*GOAL*: Output all of the records exactly as written.
--- begin DATA TO USE ---
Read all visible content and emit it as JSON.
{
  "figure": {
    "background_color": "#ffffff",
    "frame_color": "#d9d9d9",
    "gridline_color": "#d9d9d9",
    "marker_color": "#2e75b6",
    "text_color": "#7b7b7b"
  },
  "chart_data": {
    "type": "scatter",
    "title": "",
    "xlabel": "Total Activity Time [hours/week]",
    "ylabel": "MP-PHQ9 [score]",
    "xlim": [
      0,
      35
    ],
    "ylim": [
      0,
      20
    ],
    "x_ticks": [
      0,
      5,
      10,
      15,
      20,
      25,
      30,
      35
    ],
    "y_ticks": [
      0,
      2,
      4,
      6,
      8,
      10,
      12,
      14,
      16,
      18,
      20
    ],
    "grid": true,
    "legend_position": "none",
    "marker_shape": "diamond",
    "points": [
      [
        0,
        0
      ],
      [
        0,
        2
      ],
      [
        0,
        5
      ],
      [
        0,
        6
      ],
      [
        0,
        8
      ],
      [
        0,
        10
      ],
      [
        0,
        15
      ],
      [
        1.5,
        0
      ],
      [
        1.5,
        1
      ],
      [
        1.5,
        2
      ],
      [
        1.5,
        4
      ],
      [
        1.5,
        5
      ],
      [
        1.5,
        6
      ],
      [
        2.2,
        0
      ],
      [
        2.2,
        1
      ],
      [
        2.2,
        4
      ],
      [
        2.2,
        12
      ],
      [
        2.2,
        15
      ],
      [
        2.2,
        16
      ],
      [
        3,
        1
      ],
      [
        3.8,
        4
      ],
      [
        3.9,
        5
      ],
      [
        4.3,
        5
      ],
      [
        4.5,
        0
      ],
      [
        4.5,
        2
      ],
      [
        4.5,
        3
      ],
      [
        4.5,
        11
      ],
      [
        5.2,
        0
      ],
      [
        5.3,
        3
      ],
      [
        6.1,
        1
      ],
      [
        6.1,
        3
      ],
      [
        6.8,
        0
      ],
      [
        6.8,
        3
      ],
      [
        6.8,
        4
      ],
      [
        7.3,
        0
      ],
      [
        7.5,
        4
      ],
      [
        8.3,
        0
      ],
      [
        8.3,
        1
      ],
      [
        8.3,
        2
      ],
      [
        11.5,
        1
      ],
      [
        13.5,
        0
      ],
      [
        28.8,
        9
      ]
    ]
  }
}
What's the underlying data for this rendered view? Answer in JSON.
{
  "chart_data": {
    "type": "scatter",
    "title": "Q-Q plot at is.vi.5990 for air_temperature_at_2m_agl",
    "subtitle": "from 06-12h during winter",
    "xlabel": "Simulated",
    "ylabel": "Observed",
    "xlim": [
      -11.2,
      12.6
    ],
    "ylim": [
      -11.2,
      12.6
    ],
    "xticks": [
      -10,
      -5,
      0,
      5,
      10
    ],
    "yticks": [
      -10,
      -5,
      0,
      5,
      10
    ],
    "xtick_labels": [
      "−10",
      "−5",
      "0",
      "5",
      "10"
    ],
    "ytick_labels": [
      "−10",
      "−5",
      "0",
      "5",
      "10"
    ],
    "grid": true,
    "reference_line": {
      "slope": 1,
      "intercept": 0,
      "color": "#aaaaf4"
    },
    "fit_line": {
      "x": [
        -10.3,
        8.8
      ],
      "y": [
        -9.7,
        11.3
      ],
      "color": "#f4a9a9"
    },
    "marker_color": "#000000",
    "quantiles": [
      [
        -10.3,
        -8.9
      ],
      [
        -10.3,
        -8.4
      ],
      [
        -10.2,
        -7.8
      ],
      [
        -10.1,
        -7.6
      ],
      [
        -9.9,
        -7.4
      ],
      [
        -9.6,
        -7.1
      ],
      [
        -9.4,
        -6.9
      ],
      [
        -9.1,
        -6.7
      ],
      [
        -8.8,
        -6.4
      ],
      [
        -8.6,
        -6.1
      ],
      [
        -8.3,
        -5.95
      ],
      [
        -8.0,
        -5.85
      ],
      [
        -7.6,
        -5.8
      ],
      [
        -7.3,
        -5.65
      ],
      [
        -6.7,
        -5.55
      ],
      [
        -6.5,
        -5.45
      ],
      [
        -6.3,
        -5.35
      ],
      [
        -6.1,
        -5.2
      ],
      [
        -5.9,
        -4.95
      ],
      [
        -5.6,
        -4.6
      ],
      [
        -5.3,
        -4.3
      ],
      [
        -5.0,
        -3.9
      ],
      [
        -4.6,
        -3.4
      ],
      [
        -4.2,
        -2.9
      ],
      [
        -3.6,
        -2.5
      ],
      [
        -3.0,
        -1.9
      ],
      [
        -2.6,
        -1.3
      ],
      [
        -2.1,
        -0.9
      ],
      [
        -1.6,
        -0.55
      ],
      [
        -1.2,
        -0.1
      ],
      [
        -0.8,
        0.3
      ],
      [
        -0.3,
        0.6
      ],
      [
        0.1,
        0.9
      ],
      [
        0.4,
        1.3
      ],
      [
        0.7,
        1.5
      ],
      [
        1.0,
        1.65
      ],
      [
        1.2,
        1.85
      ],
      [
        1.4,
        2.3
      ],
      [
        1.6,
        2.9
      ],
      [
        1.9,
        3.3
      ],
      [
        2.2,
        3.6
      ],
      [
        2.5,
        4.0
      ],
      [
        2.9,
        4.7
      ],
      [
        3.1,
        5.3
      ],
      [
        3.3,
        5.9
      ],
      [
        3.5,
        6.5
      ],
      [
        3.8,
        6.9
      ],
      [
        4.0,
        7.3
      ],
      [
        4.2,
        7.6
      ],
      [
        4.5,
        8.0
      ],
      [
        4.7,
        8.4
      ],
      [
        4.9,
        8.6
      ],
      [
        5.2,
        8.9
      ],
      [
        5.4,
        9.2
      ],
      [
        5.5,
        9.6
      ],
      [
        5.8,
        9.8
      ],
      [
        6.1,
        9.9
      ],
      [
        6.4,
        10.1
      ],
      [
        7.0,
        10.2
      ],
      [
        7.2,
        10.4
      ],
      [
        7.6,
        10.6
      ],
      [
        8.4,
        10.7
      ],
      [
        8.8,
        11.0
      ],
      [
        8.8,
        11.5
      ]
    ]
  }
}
--- end DATA TO USE ---
*WRITTEN SOLUTION*:
Read all visible content and emit it as JSON.
{
  "figure": {
    "background_color": "#ffffff",
    "frame_color": "#d9d9d9",
    "gridline_color": "#d9d9d9",
    "marker_color": "#2e75b6",
    "text_color": "#7b7b7b"
  },
  "chart_data": {
    "type": "scatter",
    "title": "",
    "xlabel": "Total Activity Time [hours/week]",
    "ylabel": "MP-PHQ9 [score]",
    "xlim": [
      0,
      35
    ],
    "ylim": [
      0,
      20
    ],
    "x_ticks": [
      0,
      5,
      10,
      15,
      20,
      25,
      30,
      35
    ],
    "y_ticks": [
      0,
      2,
      4,
      6,
      8,
      10,
      12,
      14,
      16,
      18,
      20
    ],
    "grid": true,
    "legend_position": "none",
    "marker_shape": "diamond",
    "points": [
      [
        0,
        0
      ],
      [
        0,
        2
      ],
      [
        0,
        5
      ],
      [
        0,
        6
      ],
      [
        0,
        8
      ],
      [
        0,
        10
      ],
      [
        0,
        15
      ],
      [
        1.5,
        0
      ],
      [
        1.5,
        1
      ],
      [
        1.5,
        2
      ],
      [
        1.5,
        4
      ],
      [
        1.5,
        5
      ],
      [
        1.5,
        6
      ],
      [
        2.2,
        0
      ],
      [
        2.2,
        1
      ],
      [
        2.2,
        4
      ],
      [
        2.2,
        12
      ],
      [
        2.2,
        15
      ],
      [
        2.2,
        16
      ],
      [
        3,
        1
      ],
      [
        3.8,
        4
      ],
      [
        3.9,
        5
      ],
      [
        4.3,
        5
      ],
      [
        4.5,
        0
      ],
      [
        4.5,
        2
      ],
      [
        4.5,
        3
      ],
      [
        4.5,
        11
      ],
      [
        5.2,
        0
      ],
      [
        5.3,
        3
      ],
      [
        6.1,
        1
      ],
      [
        6.1,
        3
      ],
      [
        6.8,
        0
      ],
      [
        6.8,
        3
      ],
      [
        6.8,
        4
      ],
      [
        7.3,
        0
      ],
      [
        7.5,
        4
      ],
      [
        8.3,
        0
      ],
      [
        8.3,
        1
      ],
      [
        8.3,
        2
      ],
      [
        11.5,
        1
      ],
      [
        13.5,
        0
      ],
      [
        28.8,
        9
      ]
    ]
  }
}
What's the underlying data for this rendered view? Answer in JSON.
{
  "chart_data": {
    "type": "scatter",
    "title": "Q-Q plot at is.vi.5990 for air_temperature_at_2m_agl",
    "subtitle": "from 06-12h during winter",
    "xlabel": "Simulated",
    "ylabel": "Observed",
    "xlim": [
      -11.2,
      12.6
    ],
    "ylim": [
      -11.2,
      12.6
    ],
    "xticks": [
      -10,
      -5,
      0,
      5,
      10
    ],
    "yticks": [
      -10,
      -5,
      0,
      5,
      10
    ],
    "xtick_labels": [
      "−10",
      "−5",
      "0",
      "5",
      "10"
    ],
    "ytick_labels": [
      "−10",
      "−5",
      "0",
      "5",
      "10"
    ],
    "grid": true,
    "reference_line": {
      "slope": 1,
      "intercept": 0,
      "color": "#aaaaf4"
    },
    "fit_line": {
      "x": [
        -10.3,
        8.8
      ],
      "y": [
        -9.7,
        11.3
      ],
      "color": "#f4a9a9"
    },
    "marker_color": "#000000",
    "quantiles": [
      [
        -10.3,
        -8.9
      ],
      [
        -10.3,
        -8.4
      ],
      [
        -10.2,
        -7.8
      ],
      [
        -10.1,
        -7.6
      ],
      [
        -9.9,
        -7.4
      ],
      [
        -9.6,
        -7.1
      ],
      [
        -9.4,
        -6.9
      ],
      [
        -9.1,
        -6.7
      ],
      [
        -8.8,
        -6.4
      ],
      [
        -8.6,
        -6.1
      ],
      [
        -8.3,
        -5.95
      ],
      [
        -8.0,
        -5.85
      ],
      [
        -7.6,
        -5.8
      ],
      [
        -7.3,
        -5.65
      ],
      [
        -6.7,
        -5.55
      ],
      [
        -6.5,
        -5.45
      ],
      [
        -6.3,
        -5.35
      ],
      [
        -6.1,
        -5.2
      ],
      [
        -5.9,
        -4.95
      ],
      [
        -5.6,
        -4.6
      ],
      [
        -5.3,
        -4.3
      ],
      [
        -5.0,
        -3.9
      ],
      [
        -4.6,
        -3.4
      ],
      [
        -4.2,
        -2.9
      ],
      [
        -3.6,
        -2.5
      ],
      [
        -3.0,
        -1.9
      ],
      [
        -2.6,
        -1.3
      ],
      [
        -2.1,
        -0.9
      ],
      [
        -1.6,
        -0.55
      ],
      [
        -1.2,
        -0.1
      ],
      [
        -0.8,
        0.3
      ],
      [
        -0.3,
        0.6
      ],
      [
        0.1,
        0.9
      ],
      [
        0.4,
        1.3
      ],
      [
        0.7,
        1.5
      ],
      [
        1.0,
        1.65
      ],
      [
        1.2,
        1.85
      ],
      [
        1.4,
        2.3
      ],
      [
        1.6,
        2.9
      ],
      [
        1.9,
        3.3
      ],
      [
        2.2,
        3.6
      ],
      [
        2.5,
        4.0
      ],
      [
        2.9,
        4.7
      ],
      [
        3.1,
        5.3
      ],
      [
        3.3,
        5.9
      ],
      [
        3.5,
        6.5
      ],
      [
        3.8,
        6.9
      ],
      [
        4.0,
        7.3
      ],
      [
        4.2,
        7.6
      ],
      [
        4.5,
        8.0
      ],
      [
        4.7,
        8.4
      ],
      [
        4.9,
        8.6
      ],
      [
        5.2,
        8.9
      ],
      [
        5.4,
        9.2
      ],
      [
        5.5,
        9.6
      ],
      [
        5.8,
        9.8
      ],
      [
        6.1,
        9.9
      ],
      [
        6.4,
        10.1
      ],
      [
        7.0,
        10.2
      ],
      [
        7.2,
        10.4
      ],
      [
        7.6,
        10.6
      ],
      [
        8.4,
        10.7
      ],
      [
        8.8,
        11.0
      ],
      [
        8.8,
        11.5
      ]
    ]
  }
}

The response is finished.